INPUT RECORDS:
★ ★ ★ ★

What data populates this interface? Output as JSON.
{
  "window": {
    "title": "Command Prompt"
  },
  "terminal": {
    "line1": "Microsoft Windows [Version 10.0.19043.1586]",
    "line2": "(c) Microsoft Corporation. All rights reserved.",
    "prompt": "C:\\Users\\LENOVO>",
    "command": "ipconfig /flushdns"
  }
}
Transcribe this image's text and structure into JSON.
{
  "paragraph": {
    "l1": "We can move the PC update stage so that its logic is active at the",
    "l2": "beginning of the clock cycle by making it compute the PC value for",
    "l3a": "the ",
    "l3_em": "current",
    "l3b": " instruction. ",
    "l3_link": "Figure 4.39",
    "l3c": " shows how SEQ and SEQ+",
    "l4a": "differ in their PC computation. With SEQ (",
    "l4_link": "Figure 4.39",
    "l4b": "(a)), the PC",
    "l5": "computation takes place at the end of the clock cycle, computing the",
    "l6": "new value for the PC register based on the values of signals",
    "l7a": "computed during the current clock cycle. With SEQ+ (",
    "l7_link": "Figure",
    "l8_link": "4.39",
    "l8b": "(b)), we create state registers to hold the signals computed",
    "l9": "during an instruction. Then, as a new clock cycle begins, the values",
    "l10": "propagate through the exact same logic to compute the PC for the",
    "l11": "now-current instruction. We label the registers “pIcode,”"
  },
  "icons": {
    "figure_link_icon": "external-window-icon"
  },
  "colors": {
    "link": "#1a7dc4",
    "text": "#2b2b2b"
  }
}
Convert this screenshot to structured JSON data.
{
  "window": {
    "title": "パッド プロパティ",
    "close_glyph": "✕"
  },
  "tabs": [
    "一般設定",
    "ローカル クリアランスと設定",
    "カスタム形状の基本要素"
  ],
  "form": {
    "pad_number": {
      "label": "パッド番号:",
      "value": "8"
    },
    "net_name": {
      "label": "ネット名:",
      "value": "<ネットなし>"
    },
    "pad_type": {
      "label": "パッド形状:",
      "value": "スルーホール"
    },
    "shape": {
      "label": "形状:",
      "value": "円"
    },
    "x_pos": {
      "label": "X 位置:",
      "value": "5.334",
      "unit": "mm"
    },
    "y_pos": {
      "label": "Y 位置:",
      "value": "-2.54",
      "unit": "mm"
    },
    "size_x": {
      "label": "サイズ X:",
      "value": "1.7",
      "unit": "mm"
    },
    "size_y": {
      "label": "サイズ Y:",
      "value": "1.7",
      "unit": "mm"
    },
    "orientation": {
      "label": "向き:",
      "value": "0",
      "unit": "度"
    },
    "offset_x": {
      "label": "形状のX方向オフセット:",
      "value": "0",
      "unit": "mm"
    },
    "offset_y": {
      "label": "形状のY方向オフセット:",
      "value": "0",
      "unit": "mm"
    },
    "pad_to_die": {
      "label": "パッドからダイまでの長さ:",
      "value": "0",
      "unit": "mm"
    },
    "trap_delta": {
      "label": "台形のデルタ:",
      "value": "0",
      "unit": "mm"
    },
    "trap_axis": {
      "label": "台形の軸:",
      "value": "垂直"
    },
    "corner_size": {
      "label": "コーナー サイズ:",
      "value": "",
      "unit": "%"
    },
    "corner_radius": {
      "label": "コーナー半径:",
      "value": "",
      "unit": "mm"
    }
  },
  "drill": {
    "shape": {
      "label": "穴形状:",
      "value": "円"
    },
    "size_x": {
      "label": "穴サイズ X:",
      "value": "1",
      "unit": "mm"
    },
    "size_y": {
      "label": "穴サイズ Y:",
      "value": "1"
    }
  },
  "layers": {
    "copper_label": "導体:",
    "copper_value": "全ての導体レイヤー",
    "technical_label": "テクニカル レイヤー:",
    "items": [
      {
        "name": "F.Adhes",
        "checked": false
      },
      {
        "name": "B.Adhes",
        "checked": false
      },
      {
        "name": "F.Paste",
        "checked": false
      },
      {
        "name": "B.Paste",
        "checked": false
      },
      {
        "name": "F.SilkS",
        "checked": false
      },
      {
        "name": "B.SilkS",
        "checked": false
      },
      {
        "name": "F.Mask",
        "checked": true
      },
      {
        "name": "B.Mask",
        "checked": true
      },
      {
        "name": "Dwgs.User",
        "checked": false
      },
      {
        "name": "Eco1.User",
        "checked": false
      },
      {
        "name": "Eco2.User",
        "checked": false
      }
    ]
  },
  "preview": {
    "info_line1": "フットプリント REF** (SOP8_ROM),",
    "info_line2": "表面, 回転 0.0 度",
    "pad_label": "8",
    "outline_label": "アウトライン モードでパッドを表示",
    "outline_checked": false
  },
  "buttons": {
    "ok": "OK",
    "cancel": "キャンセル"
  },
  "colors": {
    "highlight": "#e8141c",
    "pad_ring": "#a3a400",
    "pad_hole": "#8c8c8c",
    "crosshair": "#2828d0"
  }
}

★ ★ ★ ★

REQUIREMENTS:
Copy each line of the records above that carries the word "computation".

WRITTEN RESPONSE:
    "l4a": "differ in their PC computation. With SEQ (",
    "l5": "computation takes place at the end of the clock cycle, computing the",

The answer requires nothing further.